#### Records for the task

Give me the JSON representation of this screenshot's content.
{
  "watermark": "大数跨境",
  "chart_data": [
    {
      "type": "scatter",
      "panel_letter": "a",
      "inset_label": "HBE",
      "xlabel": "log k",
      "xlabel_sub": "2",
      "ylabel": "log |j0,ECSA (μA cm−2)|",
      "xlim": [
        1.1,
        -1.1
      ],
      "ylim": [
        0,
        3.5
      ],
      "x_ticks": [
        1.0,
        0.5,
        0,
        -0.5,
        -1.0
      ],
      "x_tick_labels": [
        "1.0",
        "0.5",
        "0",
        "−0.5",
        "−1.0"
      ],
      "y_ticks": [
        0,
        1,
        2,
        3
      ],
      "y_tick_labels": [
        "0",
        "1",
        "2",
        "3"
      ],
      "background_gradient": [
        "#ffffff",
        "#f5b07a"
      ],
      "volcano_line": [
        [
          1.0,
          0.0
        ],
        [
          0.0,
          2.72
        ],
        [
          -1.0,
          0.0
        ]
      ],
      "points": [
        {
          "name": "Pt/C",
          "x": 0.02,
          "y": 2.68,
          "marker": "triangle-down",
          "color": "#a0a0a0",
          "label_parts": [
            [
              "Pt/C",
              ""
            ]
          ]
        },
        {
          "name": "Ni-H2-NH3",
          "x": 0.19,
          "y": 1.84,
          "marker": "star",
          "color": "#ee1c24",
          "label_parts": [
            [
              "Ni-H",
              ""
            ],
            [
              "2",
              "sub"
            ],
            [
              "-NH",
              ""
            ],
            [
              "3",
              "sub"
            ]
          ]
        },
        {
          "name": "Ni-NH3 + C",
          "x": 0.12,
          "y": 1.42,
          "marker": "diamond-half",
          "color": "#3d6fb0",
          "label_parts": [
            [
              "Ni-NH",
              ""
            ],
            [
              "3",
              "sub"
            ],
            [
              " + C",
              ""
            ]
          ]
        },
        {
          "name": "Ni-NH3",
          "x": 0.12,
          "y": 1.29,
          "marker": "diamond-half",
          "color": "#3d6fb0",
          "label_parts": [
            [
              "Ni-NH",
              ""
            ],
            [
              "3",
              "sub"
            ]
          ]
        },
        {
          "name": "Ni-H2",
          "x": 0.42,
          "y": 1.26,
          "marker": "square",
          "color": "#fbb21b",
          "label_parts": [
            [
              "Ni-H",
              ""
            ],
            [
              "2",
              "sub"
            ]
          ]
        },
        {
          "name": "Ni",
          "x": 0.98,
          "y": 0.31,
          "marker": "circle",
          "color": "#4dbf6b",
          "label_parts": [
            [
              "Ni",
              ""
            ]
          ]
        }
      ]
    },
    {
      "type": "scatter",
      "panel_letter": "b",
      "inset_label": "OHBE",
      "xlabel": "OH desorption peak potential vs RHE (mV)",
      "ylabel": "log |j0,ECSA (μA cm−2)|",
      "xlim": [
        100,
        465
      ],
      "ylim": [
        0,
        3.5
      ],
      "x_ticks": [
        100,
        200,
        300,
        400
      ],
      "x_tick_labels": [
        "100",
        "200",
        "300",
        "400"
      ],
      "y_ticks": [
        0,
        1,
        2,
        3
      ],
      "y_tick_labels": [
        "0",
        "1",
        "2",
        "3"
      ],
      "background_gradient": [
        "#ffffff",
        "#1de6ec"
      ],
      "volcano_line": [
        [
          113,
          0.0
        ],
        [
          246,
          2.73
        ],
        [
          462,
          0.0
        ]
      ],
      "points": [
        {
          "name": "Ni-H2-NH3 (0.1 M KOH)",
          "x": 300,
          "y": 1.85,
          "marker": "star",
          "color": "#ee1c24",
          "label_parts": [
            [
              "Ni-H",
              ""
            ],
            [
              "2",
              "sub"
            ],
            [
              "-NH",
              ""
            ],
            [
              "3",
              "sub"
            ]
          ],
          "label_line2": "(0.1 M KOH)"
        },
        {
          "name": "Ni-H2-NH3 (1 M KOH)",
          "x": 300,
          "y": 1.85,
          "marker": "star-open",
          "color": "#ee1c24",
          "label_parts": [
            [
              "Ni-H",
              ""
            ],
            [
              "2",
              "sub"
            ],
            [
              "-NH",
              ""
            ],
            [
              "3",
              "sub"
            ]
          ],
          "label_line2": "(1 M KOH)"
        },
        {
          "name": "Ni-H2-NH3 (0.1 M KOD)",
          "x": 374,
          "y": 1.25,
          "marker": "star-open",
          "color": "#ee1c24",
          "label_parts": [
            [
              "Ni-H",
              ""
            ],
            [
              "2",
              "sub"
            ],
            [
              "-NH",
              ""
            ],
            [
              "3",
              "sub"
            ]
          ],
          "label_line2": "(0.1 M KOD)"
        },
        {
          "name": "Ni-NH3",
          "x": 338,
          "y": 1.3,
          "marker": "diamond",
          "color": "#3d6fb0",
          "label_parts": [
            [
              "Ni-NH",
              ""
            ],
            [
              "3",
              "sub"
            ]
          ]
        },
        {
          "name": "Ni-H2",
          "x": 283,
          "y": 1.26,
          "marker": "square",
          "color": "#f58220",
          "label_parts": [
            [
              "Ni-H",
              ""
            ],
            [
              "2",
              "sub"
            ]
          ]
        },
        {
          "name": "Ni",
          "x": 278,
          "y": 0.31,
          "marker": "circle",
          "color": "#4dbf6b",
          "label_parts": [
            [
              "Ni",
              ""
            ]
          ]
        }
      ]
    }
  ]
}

########

Given task: Emit the records above again, exactly, with no line skipped.

Task result:
Give me the JSON representation of this screenshot's content.
{
  "watermark": "大数跨境",
  "chart_data": [
    {
      "type": "scatter",
      "panel_letter": "a",
      "inset_label": "HBE",
      "xlabel": "log k",
      "xlabel_sub": "2",
      "ylabel": "log |j0,ECSA (μA cm−2)|",
      "xlim": [
        1.1,
        -1.1
      ],
      "ylim": [
        0,
        3.5
      ],
      "x_ticks": [
        1.0,
        0.5,
        0,
        -0.5,
        -1.0
      ],
      "x_tick_labels": [
        "1.0",
        "0.5",
        "0",
        "−0.5",
        "−1.0"
      ],
      "y_ticks": [
        0,
        1,
        2,
        3
      ],
      "y_tick_labels": [
        "0",
        "1",
        "2",
        "3"
      ],
      "background_gradient": [
        "#ffffff",
        "#f5b07a"
      ],
      "volcano_line": [
        [
          1.0,
          0.0
        ],
        [
          0.0,
          2.72
        ],
        [
          -1.0,
          0.0
        ]
      ],
      "points": [
        {
          "name": "Pt/C",
          "x": 0.02,
          "y": 2.68,
          "marker": "triangle-down",
          "color": "#a0a0a0",
          "label_parts": [
            [
              "Pt/C",
              ""
            ]
          ]
        },
        {
          "name": "Ni-H2-NH3",
          "x": 0.19,
          "y": 1.84,
          "marker": "star",
          "color": "#ee1c24",
          "label_parts": [
            [
              "Ni-H",
              ""
            ],
            [
              "2",
              "sub"
            ],
            [
              "-NH",
              ""
            ],
            [
              "3",
              "sub"
            ]
          ]
        },
        {
          "name": "Ni-NH3 + C",
          "x": 0.12,
          "y": 1.42,
          "marker": "diamond-half",
          "color": "#3d6fb0",
          "label_parts": [
            [
              "Ni-NH",
              ""
            ],
            [
              "3",
              "sub"
            ],
            [
              " + C",
              ""
            ]
          ]
        },
        {
          "name": "Ni-NH3",
          "x": 0.12,
          "y": 1.29,
          "marker": "diamond-half",
          "color": "#3d6fb0",
          "label_parts": [
            [
              "Ni-NH",
              ""
            ],
            [
              "3",
              "sub"
            ]
          ]
        },
        {
          "name": "Ni-H2",
          "x": 0.42,
          "y": 1.26,
          "marker": "square",
          "color": "#fbb21b",
          "label_parts": [
            [
              "Ni-H",
              ""
            ],
            [
              "2",
              "sub"
            ]
          ]
        },
        {
          "name": "Ni",
          "x": 0.98,
          "y": 0.31,
          "marker": "circle",
          "color": "#4dbf6b",
          "label_parts": [
            [
              "Ni",
              ""
            ]
          ]
        }
      ]
    },
    {
      "type": "scatter",
      "panel_letter": "b",
      "inset_label": "OHBE",
      "xlabel": "OH desorption peak potential vs RHE (mV)",
      "ylabel": "log |j0,ECSA (μA cm−2)|",
      "xlim": [
        100,
        465
      ],
      "ylim": [
        0,
        3.5
      ],
      "x_ticks": [
        100,
        200,
        300,
        400
      ],
      "x_tick_labels": [
        "100",
        "200",
        "300",
        "400"
      ],
      "y_ticks": [
        0,
        1,
        2,
        3
      ],
      "y_tick_labels": [
        "0",
        "1",
        "2",
        "3"
      ],
      "background_gradient": [
        "#ffffff",
        "#1de6ec"
      ],
      "volcano_line": [
        [
          113,
          0.0
        ],
        [
          246,
          2.73
        ],
        [
          462,
          0.0
        ]
      ],
      "points": [
        {
          "name": "Ni-H2-NH3 (0.1 M KOH)",
          "x": 300,
          "y": 1.85,
          "marker": "star",
          "color": "#ee1c24",
          "label_parts": [
            [
              "Ni-H",
              ""
            ],
            [
              "2",
              "sub"
            ],
            [
              "-NH",
              ""
            ],
            [
              "3",
              "sub"
            ]
          ],
          "label_line2": "(0.1 M KOH)"
        },
        {
          "name": "Ni-H2-NH3 (1 M KOH)",
          "x": 300,
          "y": 1.85,
          "marker": "star-open",
          "color": "#ee1c24",
          "label_parts": [
            [
              "Ni-H",
              ""
            ],
            [
              "2",
              "sub"
            ],
            [
              "-NH",
              ""
            ],
            [
              "3",
              "sub"
            ]
          ],
          "label_line2": "(1 M KOH)"
        },
        {
          "name": "Ni-H2-NH3 (0.1 M KOD)",
          "x": 374,
          "y": 1.25,
          "marker": "star-open",
          "color": "#ee1c24",
          "label_parts": [
            [
              "Ni-H",
              ""
            ],
            [
              "2",
              "sub"
            ],
            [
              "-NH",
              ""
            ],
            [
              "3",
              "sub"
            ]
          ],
          "label_line2": "(0.1 M KOD)"
        },
        {
          "name": "Ni-NH3",
          "x": 338,
          "y": 1.3,
          "marker": "diamond",
          "color": "#3d6fb0",
          "label_parts": [
            [
              "Ni-NH",
              ""
            ],
            [
              "3",
              "sub"
            ]
          ]
        },
        {
          "name": "Ni-H2",
          "x": 283,
          "y": 1.26,
          "marker": "square",
          "color": "#f58220",
          "label_parts": [
            [
              "Ni-H",
              ""
            ],
            [
              "2",
              "sub"
            ]
          ]
        },
        {
          "name": "Ni",
          "x": 278,
          "y": 0.31,
          "marker": "circle",
          "color": "#4dbf6b",
          "label_parts": [
            [
              "Ni",
              ""
            ]
          ]
        }
      ]
    }
  ]
}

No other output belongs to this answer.